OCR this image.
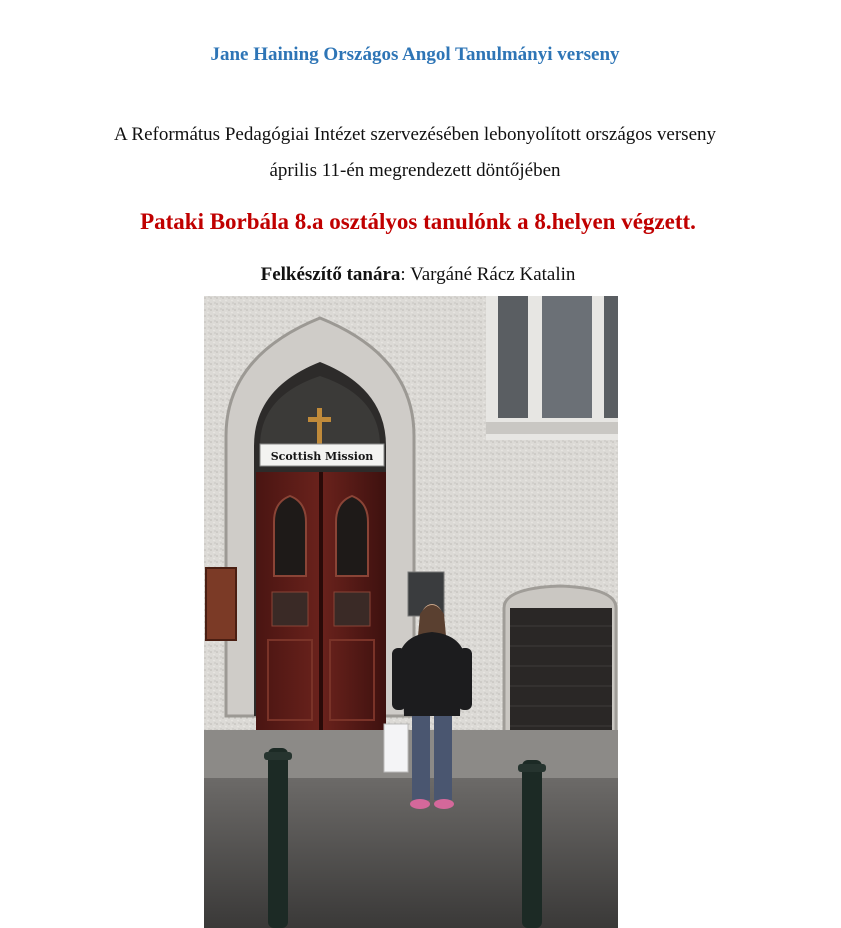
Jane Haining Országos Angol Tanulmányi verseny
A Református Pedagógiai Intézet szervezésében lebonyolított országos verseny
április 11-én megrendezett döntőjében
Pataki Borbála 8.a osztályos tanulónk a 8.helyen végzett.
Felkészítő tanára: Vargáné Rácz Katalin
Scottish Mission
▬▬▬
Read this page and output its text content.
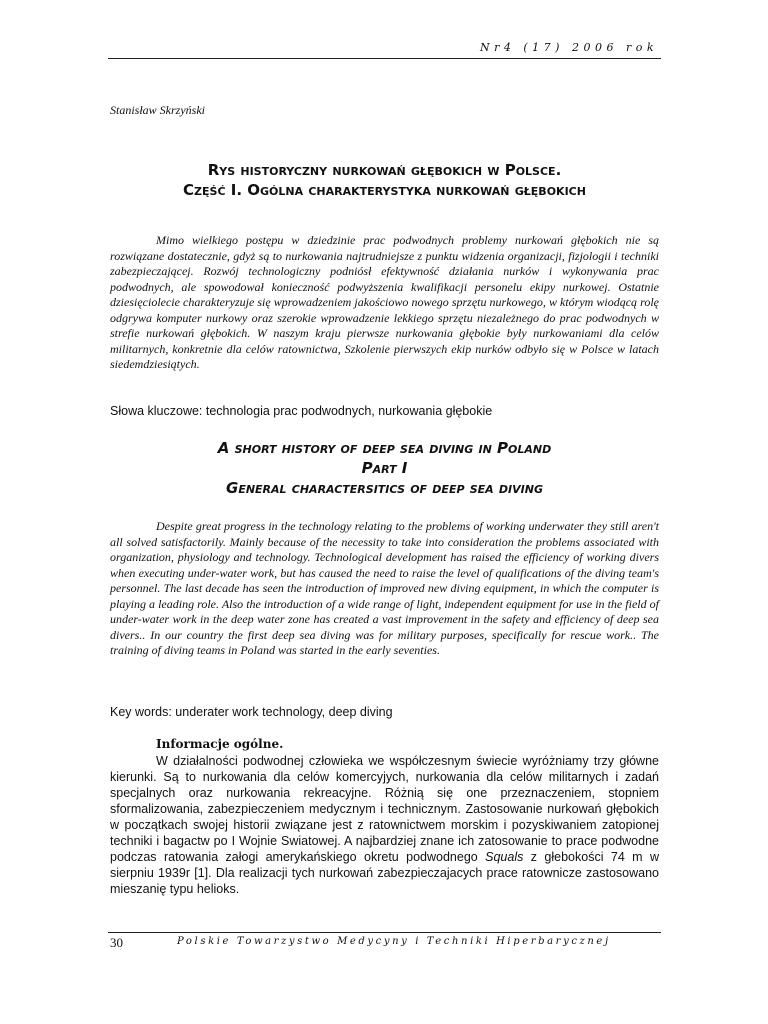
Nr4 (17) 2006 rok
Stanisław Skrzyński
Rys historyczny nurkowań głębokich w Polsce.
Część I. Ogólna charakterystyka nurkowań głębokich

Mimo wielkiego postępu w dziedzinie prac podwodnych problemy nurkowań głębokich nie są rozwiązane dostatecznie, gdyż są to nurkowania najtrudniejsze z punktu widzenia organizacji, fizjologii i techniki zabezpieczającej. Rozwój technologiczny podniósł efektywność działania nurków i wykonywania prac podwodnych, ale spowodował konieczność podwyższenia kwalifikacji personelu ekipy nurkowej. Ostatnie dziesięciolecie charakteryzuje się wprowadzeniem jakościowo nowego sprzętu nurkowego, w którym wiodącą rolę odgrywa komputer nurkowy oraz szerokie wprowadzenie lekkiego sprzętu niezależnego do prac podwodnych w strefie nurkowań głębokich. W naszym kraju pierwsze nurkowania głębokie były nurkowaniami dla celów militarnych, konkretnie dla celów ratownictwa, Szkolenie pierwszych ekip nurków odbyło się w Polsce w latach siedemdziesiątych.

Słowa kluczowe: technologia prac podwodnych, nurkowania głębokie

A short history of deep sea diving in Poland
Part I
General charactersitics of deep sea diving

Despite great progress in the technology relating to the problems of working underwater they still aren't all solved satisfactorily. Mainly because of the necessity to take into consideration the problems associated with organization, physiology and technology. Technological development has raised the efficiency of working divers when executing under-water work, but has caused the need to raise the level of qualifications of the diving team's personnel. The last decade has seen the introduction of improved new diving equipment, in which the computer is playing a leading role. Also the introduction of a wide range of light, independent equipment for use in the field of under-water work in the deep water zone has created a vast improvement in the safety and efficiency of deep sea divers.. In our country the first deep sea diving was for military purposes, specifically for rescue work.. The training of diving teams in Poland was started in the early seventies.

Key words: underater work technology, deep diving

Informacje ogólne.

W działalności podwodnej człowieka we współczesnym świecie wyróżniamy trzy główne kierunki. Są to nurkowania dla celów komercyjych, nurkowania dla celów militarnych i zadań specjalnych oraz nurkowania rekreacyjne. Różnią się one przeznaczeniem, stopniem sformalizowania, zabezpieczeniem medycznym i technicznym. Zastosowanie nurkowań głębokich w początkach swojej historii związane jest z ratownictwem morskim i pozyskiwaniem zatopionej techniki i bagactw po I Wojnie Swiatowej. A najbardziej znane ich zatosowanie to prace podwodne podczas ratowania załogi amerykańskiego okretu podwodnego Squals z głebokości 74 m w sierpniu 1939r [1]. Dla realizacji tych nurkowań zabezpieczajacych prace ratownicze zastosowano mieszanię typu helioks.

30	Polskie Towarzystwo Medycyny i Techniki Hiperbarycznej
▬▬▬
# Requirement
Make a copy of each line that contains the string "verseny".

# The answer
Jane Haining Országos Angol Tanulmányi verseny
A Református Pedagógiai Intézet szervezésében lebonyolított országos verseny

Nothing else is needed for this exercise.